begin Excerpted records
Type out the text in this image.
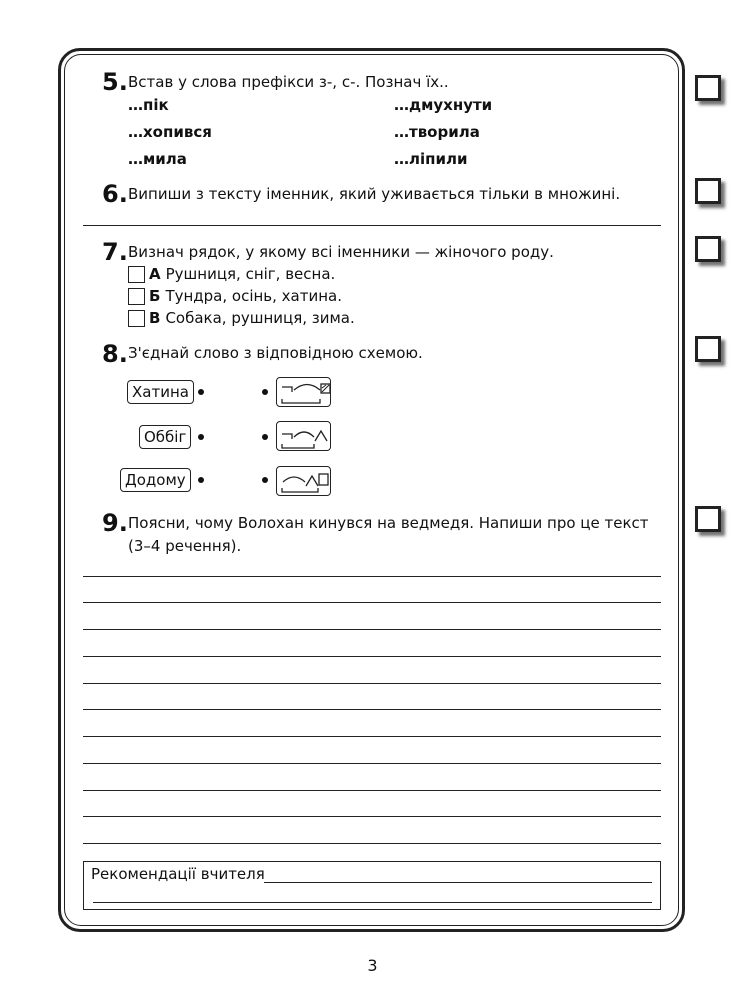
5. Встав у слова префікси з-, с-. Познач їх..
…пік	…дмухнути
…хопився	…творила
…мила	…ліпили
6. Випиши з тексту іменник, який уживається тільки в множині.
7. Визнач рядок, у якому всі іменники — жіночого роду.
А Рушниця, сніг, весна.
Б Тундра, осінь, хатина.
В Собака, рушниця, зима.
8. З'єднай слово з відповідною схемою.
Хатина
Оббіг
Додому
9. Поясни, чому Волохан кинувся на ведмедя. Напиши про це текст
(3–4 речення).
Рекомендації вчителя
3
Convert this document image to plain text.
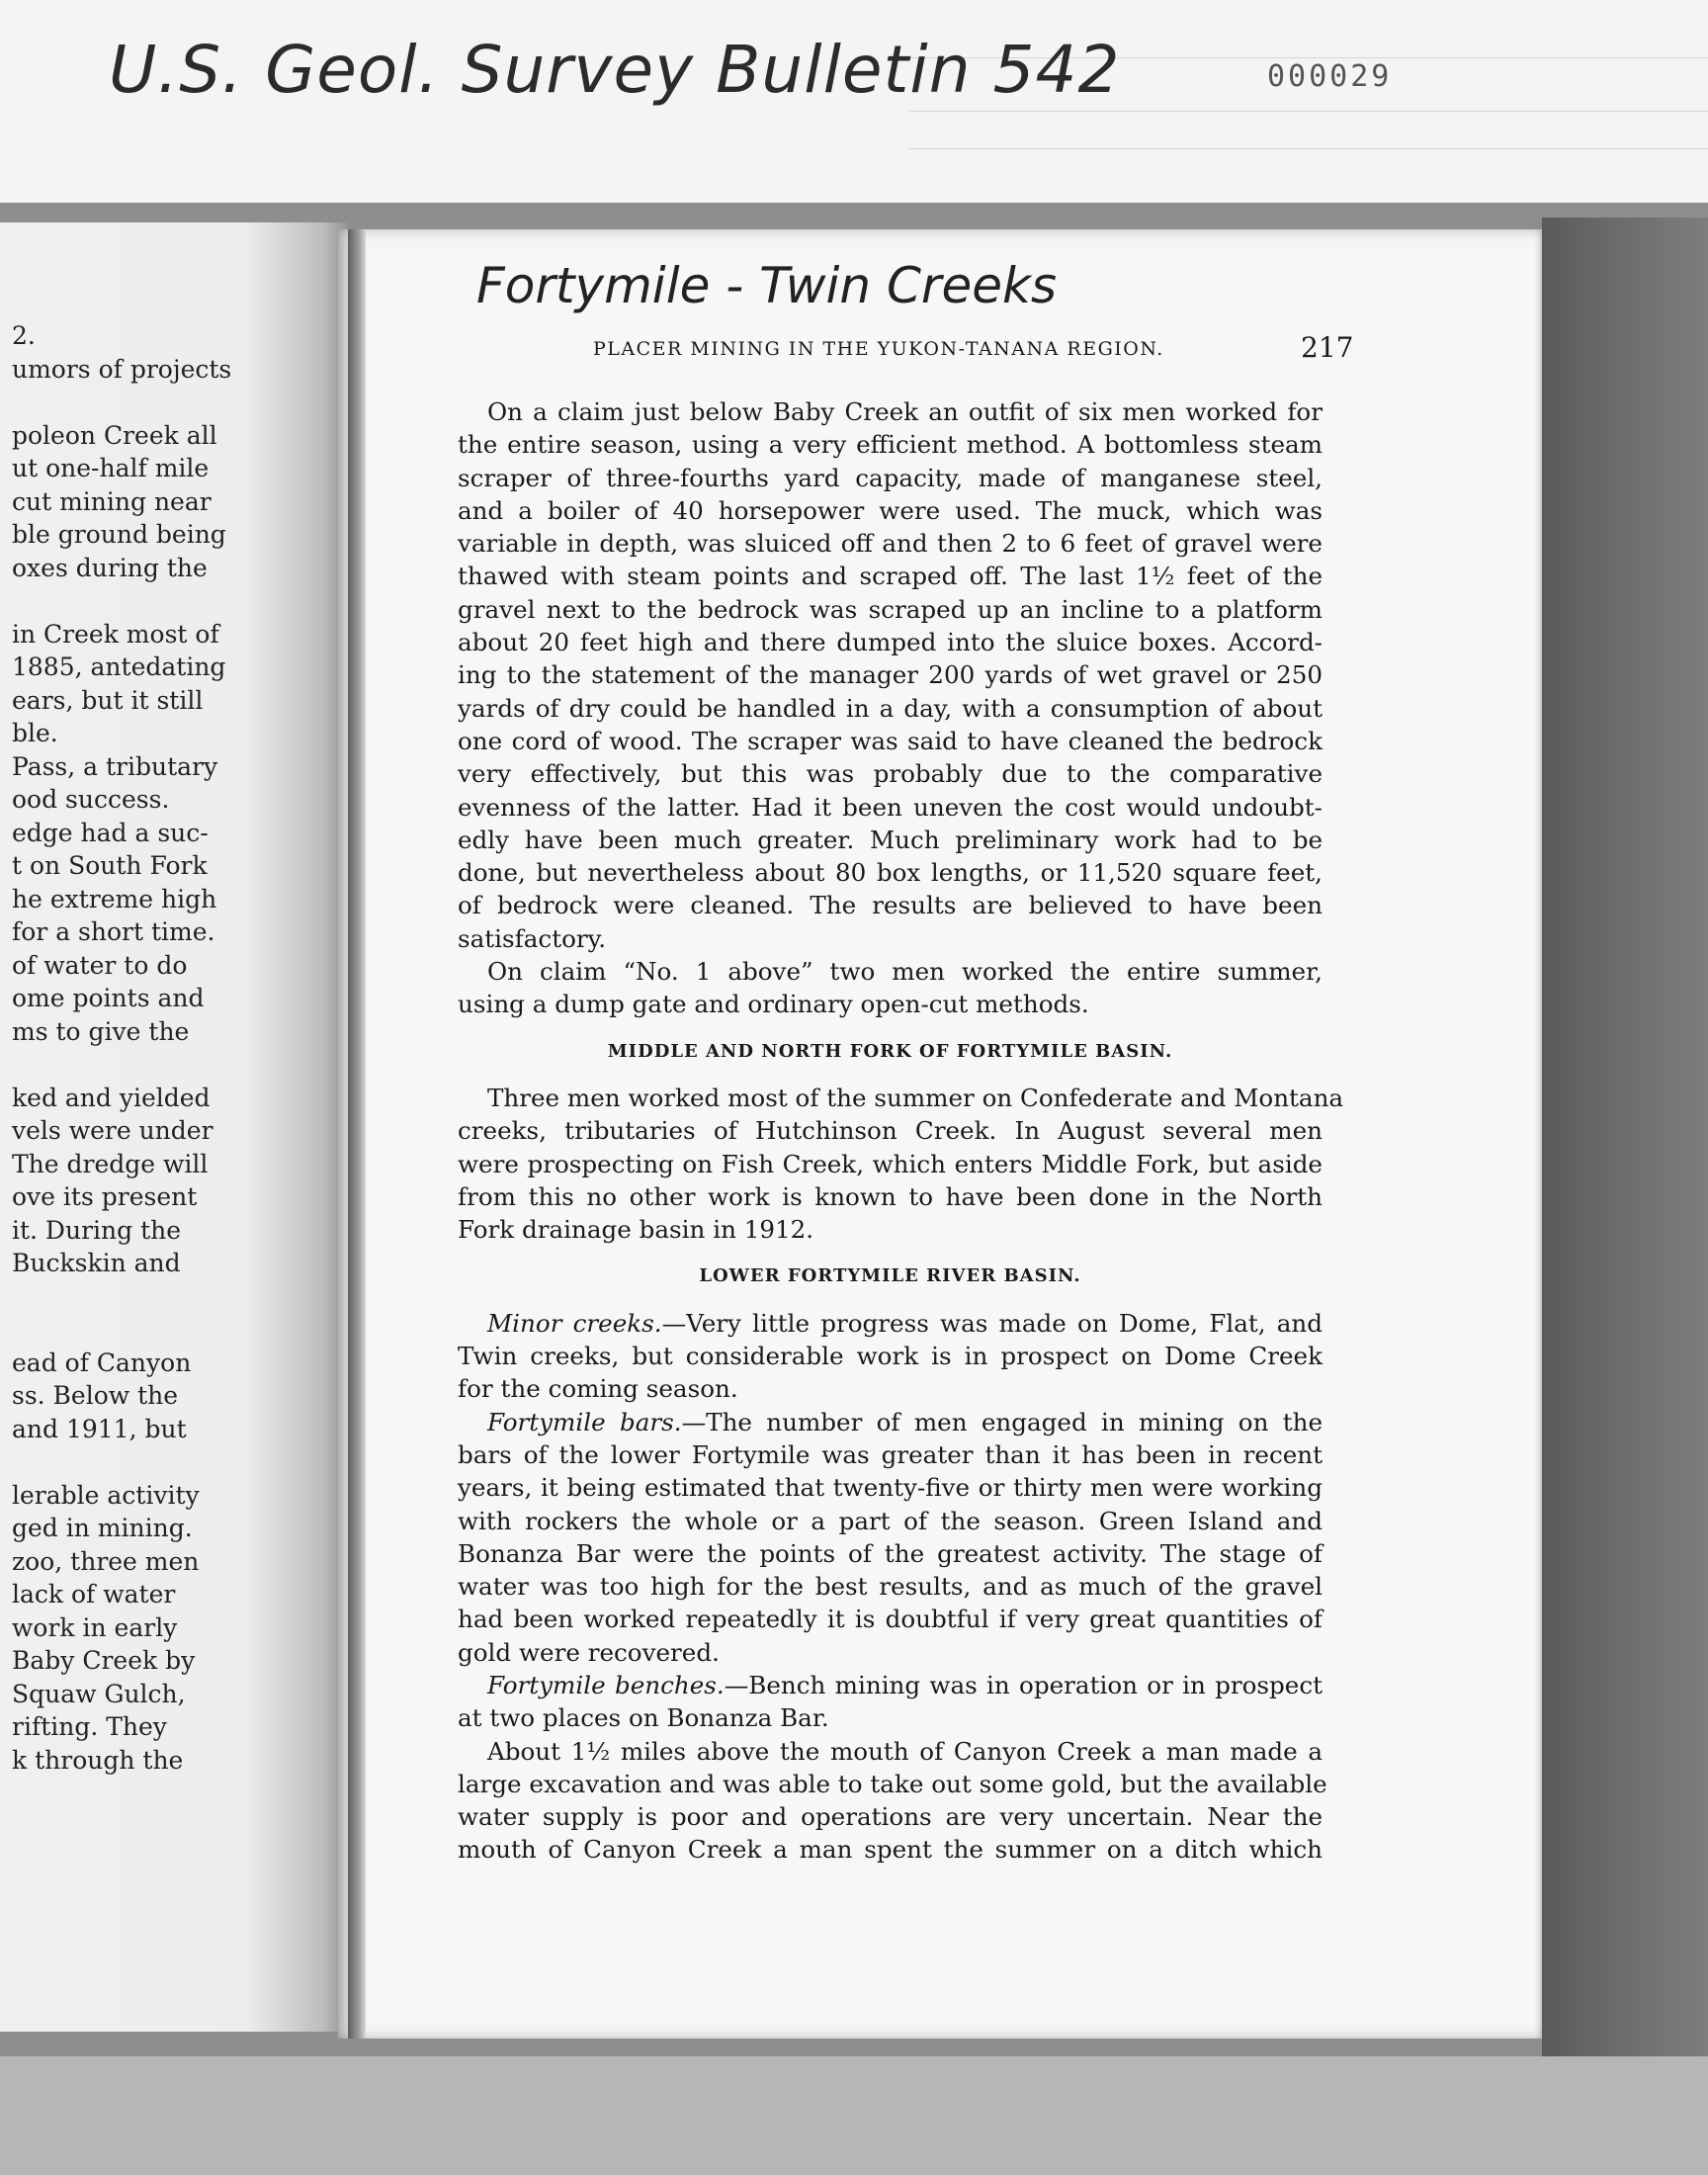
U.S. Geol. Survey Bulletin 542	000029
2.
umors of projects
poleon Creek all
ut one-half mile
cut mining near
ble ground being
oxes during the
in Creek most of
1885, antedating
ears, but it still
ble.
Pass, a tributary
ood success.
edge had a suc-
t on South Fork
he extreme high
for a short time.
of water to do
ome points and
ms to give the
ked and yielded
vels were under
The dredge will
ove its present
it. During the
Buckskin and
ead of Canyon
ss. Below the
and 1911, but
lerable activity
ged in mining.
zoo, three men
lack of water
work in early
Baby Creek by
Squaw Gulch,
rifting. They
k through the
Fortymile - Twin Creeks
PLACER MINING IN THE YUKON-TANANA REGION.	217
On a claim just below Baby Creek an outfit of six men worked for
the entire season, using a very efficient method. A bottomless steam
scraper of three-fourths yard capacity, made of manganese steel,
and a boiler of 40 horsepower were used. The muck, which was
variable in depth, was sluiced off and then 2 to 6 feet of gravel were
thawed with steam points and scraped off. The last 1½ feet of the
gravel next to the bedrock was scraped up an incline to a platform
about 20 feet high and there dumped into the sluice boxes. Accord-
ing to the statement of the manager 200 yards of wet gravel or 250
yards of dry could be handled in a day, with a consumption of about
one cord of wood. The scraper was said to have cleaned the bedrock
very effectively, but this was probably due to the comparative
evenness of the latter. Had it been uneven the cost would undoubt-
edly have been much greater. Much preliminary work had to be
done, but nevertheless about 80 box lengths, or 11,520 square feet,
of bedrock were cleaned. The results are believed to have been
satisfactory.
On claim “No. 1 above” two men worked the entire summer,
using a dump gate and ordinary open-cut methods.
MIDDLE AND NORTH FORK OF FORTYMILE BASIN.
Three men worked most of the summer on Confederate and Montana
creeks, tributaries of Hutchinson Creek. In August several men
were prospecting on Fish Creek, which enters Middle Fork, but aside
from this no other work is known to have been done in the North
Fork drainage basin in 1912.
LOWER FORTYMILE RIVER BASIN.
Minor creeks.—Very little progress was made on Dome, Flat, and
Twin creeks, but considerable work is in prospect on Dome Creek
for the coming season.
Fortymile bars.—The number of men engaged in mining on the
bars of the lower Fortymile was greater than it has been in recent
years, it being estimated that twenty-five or thirty men were working
with rockers the whole or a part of the season. Green Island and
Bonanza Bar were the points of the greatest activity. The stage of
water was too high for the best results, and as much of the gravel
had been worked repeatedly it is doubtful if very great quantities of
gold were recovered.
Fortymile benches.—Bench mining was in operation or in prospect
at two places on Bonanza Bar.
About 1½ miles above the mouth of Canyon Creek a man made a
large excavation and was able to take out some gold, but the available
water supply is poor and operations are very uncertain. Near the
mouth of Canyon Creek a man spent the summer on a ditch which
end Excerpted records
**Task**
Copy each line from the records above that includes the string "which".

**Solution**
and a boiler of 40 horsepower were used. The muck, which was
were prospecting on Fish Creek, which enters Middle Fork, but aside
mouth of Canyon Creek a man spent the summer on a ditch which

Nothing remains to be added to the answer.